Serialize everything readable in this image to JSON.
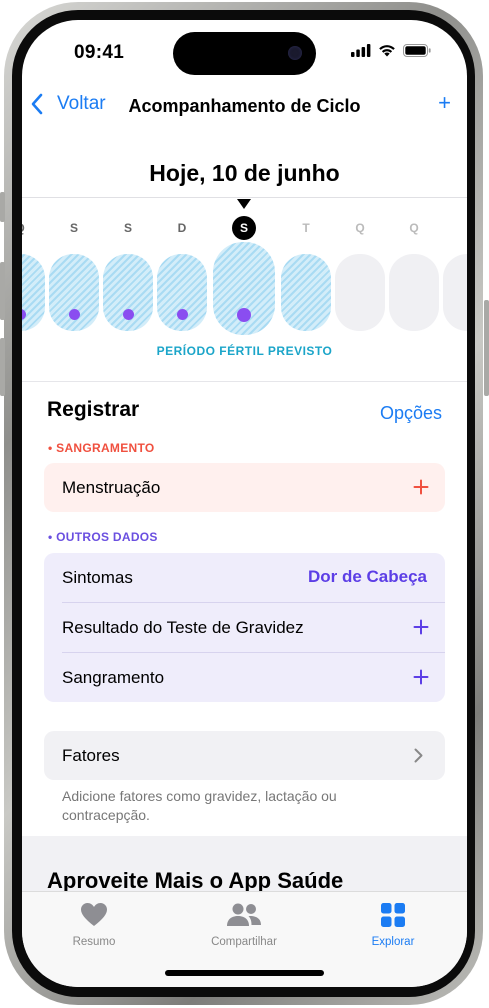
{
  "status": {
    "time": "09:41"
  },
  "nav": {
    "back_label": "Voltar",
    "title": "Acompanhamento de Ciclo",
    "add_label": "+"
  },
  "date_header": "Hoje, 10 de junho",
  "calendar": {
    "days": [
      {
        "letter": "Q",
        "state": "past",
        "fertile": true,
        "dot": true
      },
      {
        "letter": "S",
        "state": "past",
        "fertile": true,
        "dot": true
      },
      {
        "letter": "S",
        "state": "past",
        "fertile": true,
        "dot": true
      },
      {
        "letter": "D",
        "state": "past",
        "fertile": true,
        "dot": true
      },
      {
        "letter": "S",
        "state": "today",
        "fertile": true,
        "dot": true
      },
      {
        "letter": "T",
        "state": "future",
        "fertile": true,
        "dot": false
      },
      {
        "letter": "Q",
        "state": "future",
        "fertile": false,
        "dot": false
      },
      {
        "letter": "Q",
        "state": "future",
        "fertile": false,
        "dot": false
      },
      {
        "letter": "",
        "state": "future",
        "fertile": false,
        "dot": false
      }
    ],
    "fertile_label": "PERÍODO FÉRTIL PREVISTO"
  },
  "register": {
    "title": "Registrar",
    "options_label": "Opções",
    "bleeding_section": "• SANGRAMENTO",
    "menstruation_label": "Menstruação",
    "other_section": "• OUTROS DADOS",
    "rows": [
      {
        "label": "Sintomas",
        "value": "Dor de Cabeça"
      },
      {
        "label": "Resultado do Teste de Gravidez",
        "value": "+"
      },
      {
        "label": "Sangramento",
        "value": "+"
      }
    ],
    "factors_label": "Fatores",
    "factors_note": "Adicione fatores como gravidez, lactação ou contracepção."
  },
  "promo_title": "Aproveite Mais o App Saúde",
  "tabbar": {
    "tabs": [
      {
        "label": "Resumo",
        "icon": "heart-icon"
      },
      {
        "label": "Compartilhar",
        "icon": "people-icon"
      },
      {
        "label": "Explorar",
        "icon": "grid-icon"
      }
    ]
  },
  "colors": {
    "accent": "#1b7cf3",
    "bleeding": "#f0503f",
    "bleeding_bg": "#fff0ee",
    "other": "#6a4fe0",
    "other_bg": "#efedfb",
    "fertile": "#1ba5c9",
    "dot": "#8a4df0"
  }
}
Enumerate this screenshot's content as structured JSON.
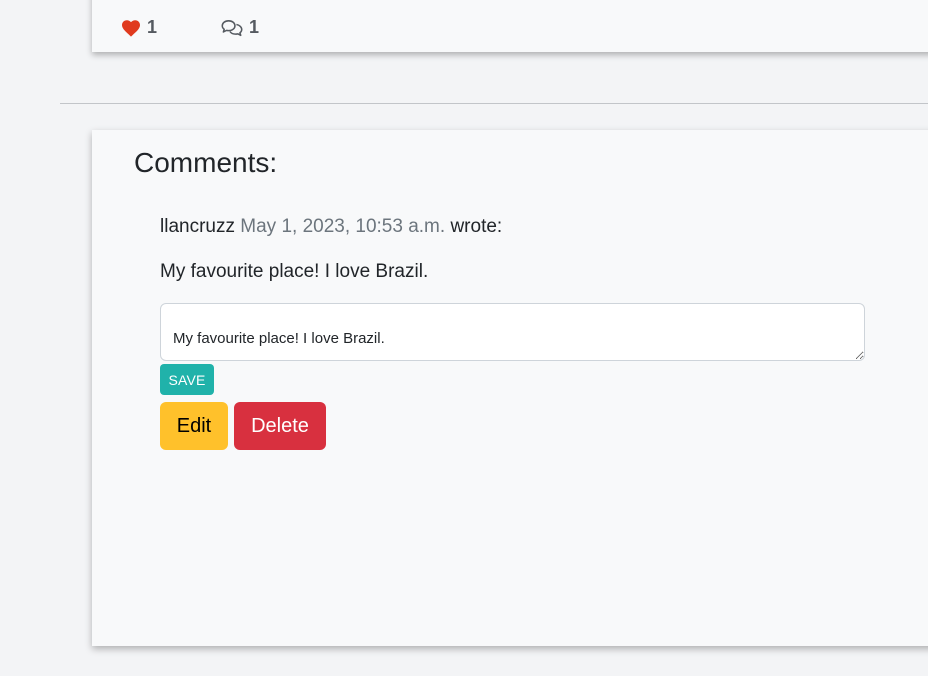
{
  "post": {
    "likes_count": "1",
    "comments_count": "1",
    "like_color": "#e03a1e",
    "like_icon": "heart-icon",
    "comments_icon": "speech-bubbles-icon"
  },
  "comments_section": {
    "heading": "Comments:",
    "comment": {
      "author": "llancruzz",
      "date": "May 1, 2023, 10:53 a.m.",
      "wrote_label": "wrote:",
      "body": "My favourite place! I love Brazil.",
      "edit_value": "My favourite place! I love Brazil."
    },
    "buttons": {
      "save_label": "SAVE",
      "edit_label": "Edit",
      "delete_label": "Delete"
    },
    "colors": {
      "save": "#20b2aa",
      "edit": "#ffc12b",
      "delete": "#d8303f"
    }
  }
}
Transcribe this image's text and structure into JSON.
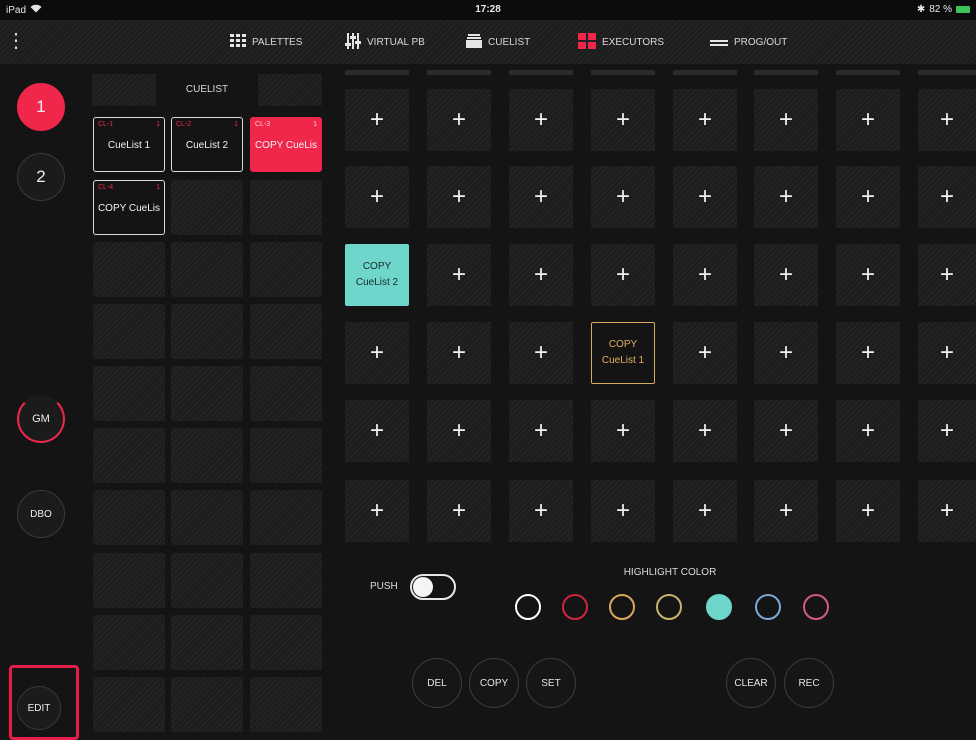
{
  "status_bar": {
    "device": "iPad",
    "wifi_icon": "wifi-icon",
    "time": "17:28",
    "bluetooth": "✱",
    "battery_text": "82 %"
  },
  "nav": {
    "menu_icon": "more-vertical-icon",
    "tabs": [
      {
        "label": "PALETTES",
        "icon": "grid-icon"
      },
      {
        "label": "VIRTUAL PB",
        "icon": "faders-icon"
      },
      {
        "label": "CUELIST",
        "icon": "cuelist-icon"
      },
      {
        "label": "EXECUTORS",
        "icon": "executors-icon",
        "active": true
      },
      {
        "label": "PROG/OUT",
        "icon": "prog-out-icon"
      }
    ]
  },
  "sidebar": {
    "pages": [
      "1",
      "2"
    ],
    "active_page": "1",
    "gm_label": "GM",
    "dbo_label": "DBO",
    "edit_label": "EDIT"
  },
  "cuelist": {
    "title": "CUELIST",
    "cards": [
      {
        "id": "CL-1",
        "num": "1",
        "name": "CueList 1",
        "active": false
      },
      {
        "id": "CL-2",
        "num": "1",
        "name": "CueList 2",
        "active": false
      },
      {
        "id": "CL-3",
        "num": "1",
        "name": "COPY CueLis",
        "active": true
      },
      {
        "id": "CL-4",
        "num": "1",
        "name": "COPY CueLis",
        "active": false
      }
    ]
  },
  "executors": {
    "add_symbol": "+",
    "assigned": [
      {
        "line1": "COPY",
        "line2": "CueList 2",
        "row": 3,
        "col": 1
      },
      {
        "line1": "COPY",
        "line2": "CueList 1",
        "row": 4,
        "col": 4
      }
    ]
  },
  "controls": {
    "push_label": "PUSH",
    "push_on": false,
    "highlight_label": "HIGHLIGHT COLOR",
    "colors": [
      "#ffffff",
      "#d0243f",
      "#d9a85a",
      "#c7b270",
      "#6ed6cb",
      "#7ba9d8",
      "#d9587f"
    ],
    "selected_color": "#6ed6cb",
    "buttons_left": [
      "DEL",
      "COPY",
      "SET"
    ],
    "buttons_right": [
      "CLEAR",
      "REC"
    ]
  }
}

•••••

EXERCISE: From the listing above, print every entry precisely and drop the pictures.

SOLUTION FOR THIS EXERCISE:
Serialize everything readable in this image to JSON.
{
  "status": {
    "time": "09:41"
  },
  "nav": {
    "back_label": "Voltar",
    "title": "Acompanhamento de Ciclo",
    "add_label": "+"
  },
  "date_header": "Hoje, 10 de junho",
  "calendar": {
    "days": [
      {
        "letter": "Q",
        "state": "past",
        "fertile": true,
        "dot": true
      },
      {
        "letter": "S",
        "state": "past",
        "fertile": true,
        "dot": true
      },
      {
        "letter": "S",
        "state": "past",
        "fertile": true,
        "dot": true
      },
      {
        "letter": "D",
        "state": "past",
        "fertile": true,
        "dot": true
      },
      {
        "letter": "S",
        "state": "today",
        "fertile": true,
        "dot": true
      },
      {
        "letter": "T",
        "state": "future",
        "fertile": true,
        "dot": false
      },
      {
        "letter": "Q",
        "state": "future",
        "fertile": false,
        "dot": false
      },
      {
        "letter": "Q",
        "state": "future",
        "fertile": false,
        "dot": false
      },
      {
        "letter": "",
        "state": "future",
        "fertile": false,
        "dot": false
      }
    ],
    "fertile_label": "PERÍODO FÉRTIL PREVISTO"
  },
  "register": {
    "title": "Registrar",
    "options_label": "Opções",
    "bleeding_section": "• SANGRAMENTO",
    "menstruation_label": "Menstruação",
    "other_section": "• OUTROS DADOS",
    "rows": [
      {
        "label": "Sintomas",
        "value": "Dor de Cabeça"
      },
      {
        "label": "Resultado do Teste de Gravidez",
        "value": "+"
      },
      {
        "label": "Sangramento",
        "value": "+"
      }
    ],
    "factors_label": "Fatores",
    "factors_note": "Adicione fatores como gravidez, lactação ou contracepção."
  },
  "promo_title": "Aproveite Mais o App Saúde",
  "tabbar": {
    "tabs": [
      {
        "label": "Resumo",
        "icon": "heart-icon"
      },
      {
        "label": "Compartilhar",
        "icon": "people-icon"
      },
      {
        "label": "Explorar",
        "icon": "grid-icon"
      }
    ]
  },
  "colors": {
    "accent": "#1b7cf3",
    "bleeding": "#f0503f",
    "bleeding_bg": "#fff0ee",
    "other": "#6a4fe0",
    "other_bg": "#efedfb",
    "fertile": "#1ba5c9",
    "dot": "#8a4df0"
  }
}
Enumerate this screenshot's content as structured JSON.
{
  "post": {
    "likes_count": "1",
    "comments_count": "1",
    "like_color": "#e03a1e",
    "like_icon": "heart-icon",
    "comments_icon": "speech-bubbles-icon"
  },
  "comments_section": {
    "heading": "Comments:",
    "comment": {
      "author": "llancruzz",
      "date": "May 1, 2023, 10:53 a.m.",
      "wrote_label": "wrote:",
      "body": "My favourite place! I love Brazil.",
      "edit_value": "My favourite place! I love Brazil."
    },
    "buttons": {
      "save_label": "SAVE",
      "edit_label": "Edit",
      "delete_label": "Delete"
    },
    "colors": {
      "save": "#20b2aa",
      "edit": "#ffc12b",
      "delete": "#d8303f"
    }
  }
}
Transcribe this image's text and structure into JSON.
{
  "status_bar": {
    "device": "iPad",
    "wifi_icon": "wifi-icon",
    "time": "17:28",
    "bluetooth": "✱",
    "battery_text": "82 %"
  },
  "nav": {
    "menu_icon": "more-vertical-icon",
    "tabs": [
      {
        "label": "PALETTES",
        "icon": "grid-icon"
      },
      {
        "label": "VIRTUAL PB",
        "icon": "faders-icon"
      },
      {
        "label": "CUELIST",
        "icon": "cuelist-icon"
      },
      {
        "label": "EXECUTORS",
        "icon": "executors-icon",
        "active": true
      },
      {
        "label": "PROG/OUT",
        "icon": "prog-out-icon"
      }
    ]
  },
  "sidebar": {
    "pages": [
      "1",
      "2"
    ],
    "active_page": "1",
    "gm_label": "GM",
    "dbo_label": "DBO",
    "edit_label": "EDIT"
  },
  "cuelist": {
    "title": "CUELIST",
    "cards": [
      {
        "id": "CL-1",
        "num": "1",
        "name": "CueList 1",
        "active": false
      },
      {
        "id": "CL-2",
        "num": "1",
        "name": "CueList 2",
        "active": false
      },
      {
        "id": "CL-3",
        "num": "1",
        "name": "COPY CueLis",
        "active": true
      },
      {
        "id": "CL-4",
        "num": "1",
        "name": "COPY CueLis",
        "active": false
      }
    ]
  },
  "executors": {
    "add_symbol": "+",
    "assigned": [
      {
        "line1": "COPY",
        "line2": "CueList 2",
        "row": 3,
        "col": 1
      },
      {
        "line1": "COPY",
        "line2": "CueList 1",
        "row": 4,
        "col": 4
      }
    ]
  },
  "controls": {
    "push_label": "PUSH",
    "push_on": false,
    "highlight_label": "HIGHLIGHT COLOR",
    "colors": [
      "#ffffff",
      "#d0243f",
      "#d9a85a",
      "#c7b270",
      "#6ed6cb",
      "#7ba9d8",
      "#d9587f"
    ],
    "selected_color": "#6ed6cb",
    "buttons_left": [
      "DEL",
      "COPY",
      "SET"
    ],
    "buttons_right": [
      "CLEAR",
      "REC"
    ]
  }
}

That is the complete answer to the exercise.